Required task: In the records below, count every line containing "holding". Reply with the number only.

(Recorded data)
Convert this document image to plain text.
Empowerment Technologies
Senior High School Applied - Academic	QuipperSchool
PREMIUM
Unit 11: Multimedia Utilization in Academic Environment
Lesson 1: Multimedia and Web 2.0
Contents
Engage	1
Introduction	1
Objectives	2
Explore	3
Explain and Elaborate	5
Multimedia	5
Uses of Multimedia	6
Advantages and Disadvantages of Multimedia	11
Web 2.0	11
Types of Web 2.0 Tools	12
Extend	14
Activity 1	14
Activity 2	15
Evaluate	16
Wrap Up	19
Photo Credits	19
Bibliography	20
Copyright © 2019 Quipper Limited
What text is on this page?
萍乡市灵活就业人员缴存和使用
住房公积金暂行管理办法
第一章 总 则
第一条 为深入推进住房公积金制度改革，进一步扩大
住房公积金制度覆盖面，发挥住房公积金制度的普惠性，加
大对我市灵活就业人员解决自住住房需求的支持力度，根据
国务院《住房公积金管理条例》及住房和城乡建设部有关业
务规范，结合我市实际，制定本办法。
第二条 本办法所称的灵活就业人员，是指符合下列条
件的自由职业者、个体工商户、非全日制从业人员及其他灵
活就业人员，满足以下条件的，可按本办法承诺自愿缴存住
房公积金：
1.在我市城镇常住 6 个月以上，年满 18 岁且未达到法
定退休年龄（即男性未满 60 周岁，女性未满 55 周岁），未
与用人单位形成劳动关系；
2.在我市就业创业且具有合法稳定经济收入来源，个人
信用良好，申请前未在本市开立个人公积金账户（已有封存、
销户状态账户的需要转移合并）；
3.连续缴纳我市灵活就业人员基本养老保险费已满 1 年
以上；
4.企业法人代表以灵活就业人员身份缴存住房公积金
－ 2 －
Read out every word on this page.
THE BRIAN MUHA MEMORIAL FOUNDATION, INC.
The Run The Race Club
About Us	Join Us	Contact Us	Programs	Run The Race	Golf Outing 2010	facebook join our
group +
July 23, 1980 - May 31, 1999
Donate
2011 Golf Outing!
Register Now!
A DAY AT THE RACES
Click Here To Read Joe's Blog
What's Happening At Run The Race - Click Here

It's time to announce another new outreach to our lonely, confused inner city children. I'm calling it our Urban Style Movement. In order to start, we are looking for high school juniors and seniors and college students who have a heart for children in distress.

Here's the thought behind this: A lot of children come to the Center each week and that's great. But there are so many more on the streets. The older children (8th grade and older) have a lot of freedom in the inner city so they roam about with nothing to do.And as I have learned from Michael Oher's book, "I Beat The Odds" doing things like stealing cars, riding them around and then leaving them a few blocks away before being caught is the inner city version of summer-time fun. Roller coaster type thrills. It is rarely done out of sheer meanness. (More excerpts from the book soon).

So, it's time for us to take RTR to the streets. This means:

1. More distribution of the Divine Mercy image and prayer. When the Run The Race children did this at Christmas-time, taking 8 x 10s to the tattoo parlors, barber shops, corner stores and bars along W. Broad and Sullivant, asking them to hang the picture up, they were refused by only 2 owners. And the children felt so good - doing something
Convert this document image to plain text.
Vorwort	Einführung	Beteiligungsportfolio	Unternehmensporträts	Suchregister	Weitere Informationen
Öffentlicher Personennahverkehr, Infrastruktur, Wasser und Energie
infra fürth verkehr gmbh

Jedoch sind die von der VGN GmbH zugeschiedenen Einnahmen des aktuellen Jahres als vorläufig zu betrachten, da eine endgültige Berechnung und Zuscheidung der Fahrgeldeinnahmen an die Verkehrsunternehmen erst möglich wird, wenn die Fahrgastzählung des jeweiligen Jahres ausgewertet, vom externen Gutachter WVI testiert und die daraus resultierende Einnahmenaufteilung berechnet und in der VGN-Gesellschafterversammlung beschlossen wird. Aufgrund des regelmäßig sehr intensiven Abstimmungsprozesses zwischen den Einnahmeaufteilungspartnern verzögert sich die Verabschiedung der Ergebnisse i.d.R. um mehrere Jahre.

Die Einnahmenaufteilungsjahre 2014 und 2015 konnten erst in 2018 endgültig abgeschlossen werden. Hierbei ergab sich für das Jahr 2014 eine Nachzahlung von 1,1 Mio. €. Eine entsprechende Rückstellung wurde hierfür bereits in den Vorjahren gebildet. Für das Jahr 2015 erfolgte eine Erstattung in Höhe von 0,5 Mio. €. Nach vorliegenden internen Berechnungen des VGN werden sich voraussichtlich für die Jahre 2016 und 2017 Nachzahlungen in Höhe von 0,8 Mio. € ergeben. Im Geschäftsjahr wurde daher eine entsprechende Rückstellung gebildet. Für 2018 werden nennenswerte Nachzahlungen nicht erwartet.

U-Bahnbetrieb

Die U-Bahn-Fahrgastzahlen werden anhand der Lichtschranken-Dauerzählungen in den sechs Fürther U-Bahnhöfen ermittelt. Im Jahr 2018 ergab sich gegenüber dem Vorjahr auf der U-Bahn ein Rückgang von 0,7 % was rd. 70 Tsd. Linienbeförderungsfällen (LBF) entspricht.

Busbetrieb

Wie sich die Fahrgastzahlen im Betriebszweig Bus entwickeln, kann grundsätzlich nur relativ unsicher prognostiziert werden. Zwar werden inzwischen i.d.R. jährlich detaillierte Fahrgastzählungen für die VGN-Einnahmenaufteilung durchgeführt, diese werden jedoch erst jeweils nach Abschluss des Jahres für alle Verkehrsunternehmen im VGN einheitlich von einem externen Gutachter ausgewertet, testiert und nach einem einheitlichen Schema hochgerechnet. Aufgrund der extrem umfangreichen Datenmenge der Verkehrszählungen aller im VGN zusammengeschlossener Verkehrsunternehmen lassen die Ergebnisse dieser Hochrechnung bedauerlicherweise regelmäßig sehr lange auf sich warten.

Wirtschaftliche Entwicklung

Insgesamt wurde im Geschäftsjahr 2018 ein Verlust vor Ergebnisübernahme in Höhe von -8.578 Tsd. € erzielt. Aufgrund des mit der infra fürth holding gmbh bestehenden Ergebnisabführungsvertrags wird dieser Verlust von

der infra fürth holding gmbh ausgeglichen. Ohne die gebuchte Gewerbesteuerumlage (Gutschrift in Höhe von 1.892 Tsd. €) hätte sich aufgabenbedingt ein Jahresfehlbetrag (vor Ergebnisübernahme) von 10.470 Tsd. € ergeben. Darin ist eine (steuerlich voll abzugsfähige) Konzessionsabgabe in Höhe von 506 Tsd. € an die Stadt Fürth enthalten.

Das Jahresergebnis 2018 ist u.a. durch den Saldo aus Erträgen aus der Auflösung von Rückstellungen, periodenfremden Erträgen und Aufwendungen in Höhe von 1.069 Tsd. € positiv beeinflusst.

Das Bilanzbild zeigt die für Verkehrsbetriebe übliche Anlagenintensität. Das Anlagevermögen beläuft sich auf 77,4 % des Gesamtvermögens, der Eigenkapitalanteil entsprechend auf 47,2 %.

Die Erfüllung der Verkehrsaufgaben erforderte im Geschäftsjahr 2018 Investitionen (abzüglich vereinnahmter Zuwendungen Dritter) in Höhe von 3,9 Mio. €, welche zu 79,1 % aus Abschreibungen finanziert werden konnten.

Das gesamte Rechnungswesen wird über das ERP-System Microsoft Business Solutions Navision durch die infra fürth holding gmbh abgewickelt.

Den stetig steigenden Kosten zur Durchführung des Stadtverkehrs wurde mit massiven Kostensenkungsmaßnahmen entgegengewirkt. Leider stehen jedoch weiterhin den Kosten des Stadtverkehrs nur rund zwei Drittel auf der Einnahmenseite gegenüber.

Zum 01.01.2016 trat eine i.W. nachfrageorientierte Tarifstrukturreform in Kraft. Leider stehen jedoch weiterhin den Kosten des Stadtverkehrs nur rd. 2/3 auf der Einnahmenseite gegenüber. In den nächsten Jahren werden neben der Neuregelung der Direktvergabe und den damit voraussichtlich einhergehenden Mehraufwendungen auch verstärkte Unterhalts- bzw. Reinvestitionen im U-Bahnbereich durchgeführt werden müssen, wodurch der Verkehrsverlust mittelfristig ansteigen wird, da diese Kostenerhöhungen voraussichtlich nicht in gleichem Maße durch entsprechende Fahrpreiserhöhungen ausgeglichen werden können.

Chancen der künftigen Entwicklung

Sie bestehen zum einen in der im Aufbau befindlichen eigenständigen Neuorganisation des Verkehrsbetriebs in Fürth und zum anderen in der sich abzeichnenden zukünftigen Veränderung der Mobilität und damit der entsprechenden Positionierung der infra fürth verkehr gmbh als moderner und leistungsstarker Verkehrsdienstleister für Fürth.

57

Solution to this problem: 3